A Brief Defense of Time: Estimating Sizes for Scrum Projects

Not long ago, I participated in a discussion about effort estimation in Scrum. The basic point is simple: In order to plan a Sprint, we need to have reasonable estimates for how much work the team can do in the Sprint (its “velocity”), and how much work is needed to implement each Story under consideration.

The discussion revealed a major split between two approaches for estimating effort and velocity. While both defined a sizing unit named “point,” the definitions were quite different.

Points as a Measure of Effort

“Effort” refers to an amount of work. The units of effort are time-based, such as “person-hours” or “person-days,” and describe the time spent on a specific task by a person.

Effort differs from duration in that a single person-day of effort may be spread across two or more calendar days, if the person only devotes part of each work day to the task. The ratio between the effort someone spends on a task, and the duration of the task, is his availability. Even someone who is officially dedicated to a particular task full time will have some of his day taken up by overhead, such as meetings, phone calls, and email. (A reasonable rule of thumb for the availability of someone dedicated full-time to a task is 75%, meaning he is likely to spend about six of his eight work-day hours on the task.)

When points are taken as a measure of effort, the usual definition is that one point equals eight person-hours, or one perfect person-day. Team members then estimate a Story’s size based on how much effort they believe the Team will expend to implement the Story.

The Team’s velocity is the number of points of effort available for the Sprint, based on the members’ availability and the number of workdays in the Sprint. Given the velocity and point estimates for Stories, it is easy to determine how many of the top candidate Stories will fit into the Sprint.

Points as a Measure of Complexity

It seems obvious that the complexity of a Story affects the effort required to implement the Story, so complexity makes sense as a sizing metric. Unfortunately, there is no standard means to define complexity for a Story. (Function-Point and related techniques might provide such a standard, but are not commonly used in Scrum projects.) Instead, various estimation techniques are used to create a relative numerical scale, such that a Story with a larger point estimate is more complex than one with a lower point estimate.

Estimation techniques often analogize Story complexity to common physical tasks, such as “moving piles of dirt” or “painting the house,” or to commonplace scales such as “T-shirt sizes.” Historical information is very important, so that a Team can say, “This Story is about as big as that three-point Story X from last Sprint, so we should estimate it at three points.”

## Dataset content
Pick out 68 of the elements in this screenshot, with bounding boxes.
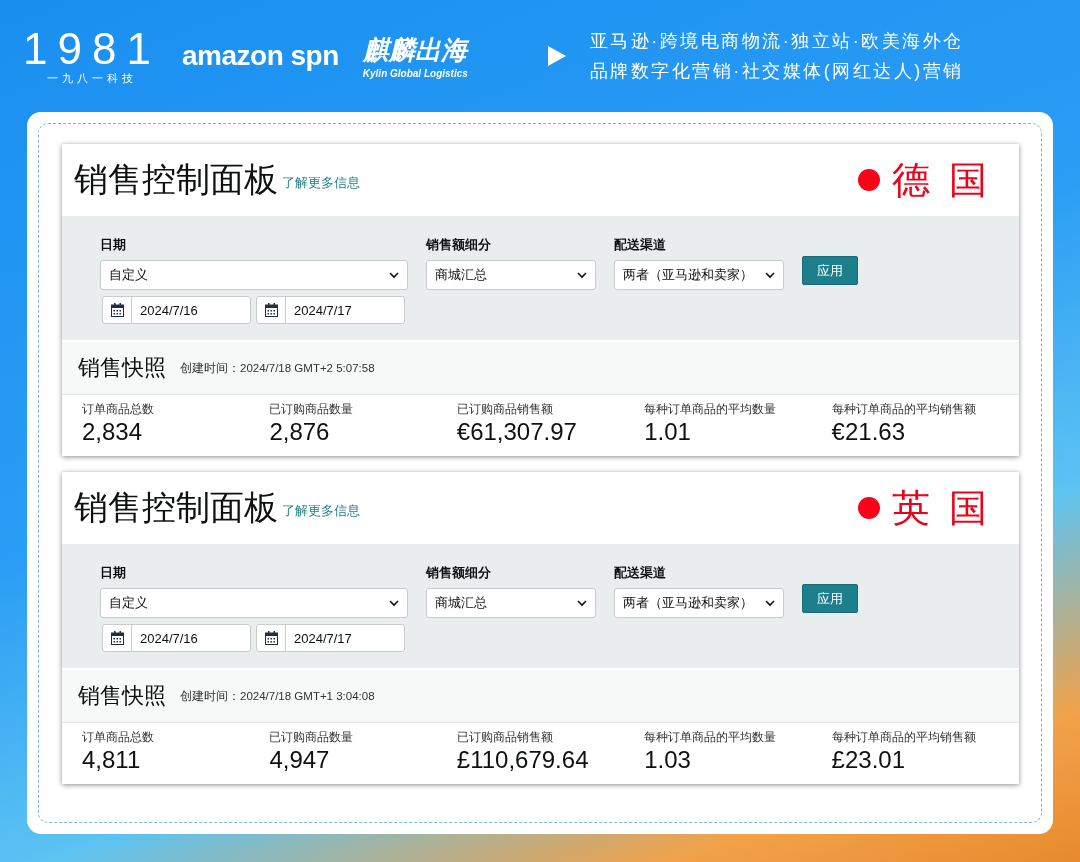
metric-value: 4,947 (269, 746, 331, 774)
learn-more-link[interactable]: 了解更多信息 (282, 502, 360, 520)
metric-label: 已订购商品销售额 (456, 401, 554, 418)
calendar-icon (110, 303, 124, 317)
start-date-field[interactable]: 2024/7/16 (102, 296, 251, 324)
end-date-field[interactable]: 2024/7/17 (256, 296, 405, 324)
metric-label: 已订购商品数量 (269, 729, 355, 746)
apply-button[interactable]: 应用 (802, 584, 858, 613)
slogan-line: 亚马逊·跨境电商物流·独立站·欧美海外仓 (589, 30, 964, 53)
brand-caption: 一九八一科技 (47, 70, 137, 86)
metric-value: £110,679.64 (456, 746, 590, 774)
calendar-icon (110, 631, 124, 645)
dashboard-title: 销售控制面板 (74, 159, 278, 200)
date-label: 日期 (100, 236, 127, 254)
date-range-dropdown[interactable]: 自定义 (100, 260, 408, 290)
play-icon (547, 46, 566, 66)
metric-label: 订单商品总数 (82, 401, 155, 418)
breakdown-dropdown[interactable]: 商城汇总 (426, 588, 596, 618)
date-range-dropdown[interactable]: 自定义 (100, 588, 408, 618)
chevron-down-icon (765, 271, 775, 279)
created-time: 创建时间：2024/7/18 GMT+2 5:07:58 (180, 360, 375, 376)
metric-label: 每种订单商品的平均数量 (644, 401, 778, 418)
chevron-down-icon (389, 599, 399, 607)
apply-button[interactable]: 应用 (802, 256, 858, 285)
breakdown-label: 销售额细分 (426, 236, 492, 254)
channel-dropdown[interactable]: 两者（亚马逊和卖家） (614, 260, 784, 290)
end-date-field[interactable]: 2024/7/17 (256, 624, 405, 652)
snapshot-title: 销售快照 (78, 682, 166, 710)
metric-label: 订单商品总数 (82, 729, 155, 746)
chevron-down-icon (765, 599, 775, 607)
marker-dot (858, 497, 881, 519)
metric-value: 1.01 (644, 418, 692, 446)
channel-label: 配送渠道 (614, 564, 667, 582)
metric-value: 4,811 (82, 746, 142, 774)
chevron-down-icon (389, 271, 399, 279)
channel-dropdown[interactable]: 两者（亚马逊和卖家） (614, 588, 784, 618)
dashboard-title: 销售控制面板 (74, 487, 278, 528)
amazon-logo: amazon spn (182, 40, 339, 72)
metric-value: 1.03 (644, 746, 692, 774)
metric-value: 2,834 (82, 418, 144, 446)
slogan-line: 品牌数字化营销·社交媒体(网红达人)营销 (589, 60, 964, 83)
breakdown-label: 销售额细分 (426, 564, 492, 582)
country-label: 英 国 (892, 485, 991, 531)
kylin-logo: 麒麟出海 (362, 33, 468, 68)
channel-label: 配送渠道 (614, 236, 667, 254)
metric-label: 每种订单商品的平均数量 (644, 729, 778, 746)
country-label: 德 国 (892, 157, 991, 203)
brand-logo: 1981 (23, 26, 161, 71)
breakdown-dropdown[interactable]: 商城汇总 (426, 260, 596, 290)
metric-label: 每种订单商品的平均销售额 (831, 401, 977, 418)
chevron-down-icon (577, 271, 587, 279)
created-time: 创建时间：2024/7/18 GMT+1 3:04:08 (180, 688, 375, 704)
metric-label: 每种订单商品的平均销售额 (831, 729, 977, 746)
kylin-caption: Kylin Global Logistics (362, 68, 468, 79)
metric-label: 已订购商品数量 (269, 401, 355, 418)
chevron-down-icon (577, 599, 587, 607)
metric-value: 2,876 (269, 418, 331, 446)
metric-value: £23.01 (831, 746, 906, 774)
calendar-icon (264, 631, 278, 645)
snapshot-title: 销售快照 (78, 354, 166, 382)
date-label: 日期 (100, 564, 127, 582)
metric-label: 已订购商品销售额 (456, 729, 554, 746)
learn-more-link[interactable]: 了解更多信息 (282, 174, 360, 192)
start-date-field[interactable]: 2024/7/16 (102, 624, 251, 652)
marker-dot (858, 169, 881, 191)
metric-value: €61,307.97 (456, 418, 578, 446)
calendar-icon (264, 303, 278, 317)
metric-value: €21.63 (831, 418, 906, 446)
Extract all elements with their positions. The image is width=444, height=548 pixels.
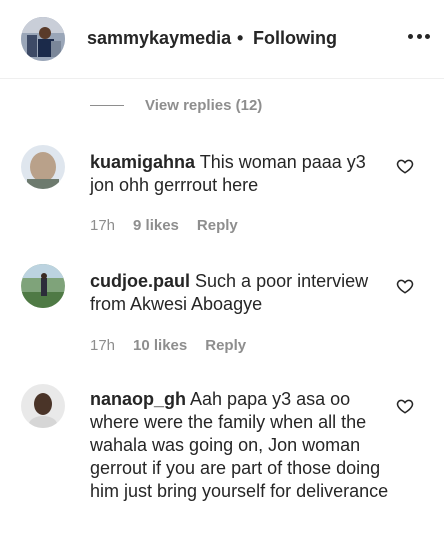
comment-text-block: kuamigahna This woman paaa y3 jon ohh ge… <box>90 151 390 197</box>
comment-username[interactable]: cudjoe.paul <box>90 271 190 291</box>
avatar-image <box>21 264 65 308</box>
replies-divider <box>90 104 124 106</box>
comment-likes[interactable]: 9 likes <box>133 217 179 234</box>
heart-icon[interactable] <box>396 397 414 415</box>
comment-likes[interactable]: 10 likes <box>133 337 187 354</box>
avatar[interactable] <box>21 145 65 189</box>
avatar-image <box>21 17 65 61</box>
view-replies-button[interactable]: View replies (12) <box>90 95 262 115</box>
comment-meta: 17h 10 likes Reply <box>90 337 246 354</box>
header-username[interactable]: sammykaymedia <box>87 28 231 49</box>
following-button[interactable]: Following <box>253 28 337 49</box>
reply-button[interactable]: Reply <box>205 337 246 354</box>
view-replies-label: View replies (12) <box>145 96 263 114</box>
avatar-image <box>21 384 65 428</box>
comment-text-block: nanaop_gh Aah papa y3 asa oo where were … <box>90 388 390 503</box>
avatar[interactable] <box>21 384 65 428</box>
comment-text-block: cudjoe.paul Such a poor interview from A… <box>90 270 390 316</box>
heart-icon[interactable] <box>396 157 414 175</box>
comment-time: 17h <box>90 217 116 234</box>
more-options-icon[interactable] <box>408 34 430 40</box>
comment-username[interactable]: nanaop_gh <box>90 389 186 409</box>
avatar-image <box>21 145 65 189</box>
comment-time: 17h <box>90 337 116 354</box>
avatar[interactable] <box>21 264 65 308</box>
comment-meta: 17h 9 likes Reply <box>90 217 238 234</box>
comment-username[interactable]: kuamigahna <box>90 152 195 172</box>
heart-icon[interactable] <box>396 277 414 295</box>
reply-button[interactable]: Reply <box>197 217 238 234</box>
avatar[interactable] <box>21 17 65 61</box>
post-header: sammykaymedia • Following <box>0 0 444 79</box>
header-separator: • <box>237 28 244 48</box>
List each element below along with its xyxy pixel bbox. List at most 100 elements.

## Tasks and exercises
1 - Translate this sentence from the Scrum estimation article into Spanish: "The discussion revealed a major split between two approaches for estimating effort and velocity."
2 - Set down a passage of the Scrum estimation article word for word, beginning at the words "Effort differs from" and stopping after "on the task.)".
The records are separate material with no connection to the Scrum estimation article.

## Outputs by task
1 - La discusión reveló una división importante entre dos enfoques para estimar el esfuerzo y la velocidad.

2 -
Effort differs from duration in that a single person-day of effort may be spread across two or more calendar days, if the person only devotes part of each work day to the task. The ratio between the effort someone spends on a task, and the duration of the task, is his availability. Even someone who is officially dedicated to a particular task full time will have some of his day taken up by overhead, such as meetings, phone calls, and email. (A reasonable rule of thumb for the availability of someone dedicated full-time to a task is 75%, meaning he is likely to spend about six of his eight work-day hours on the task.)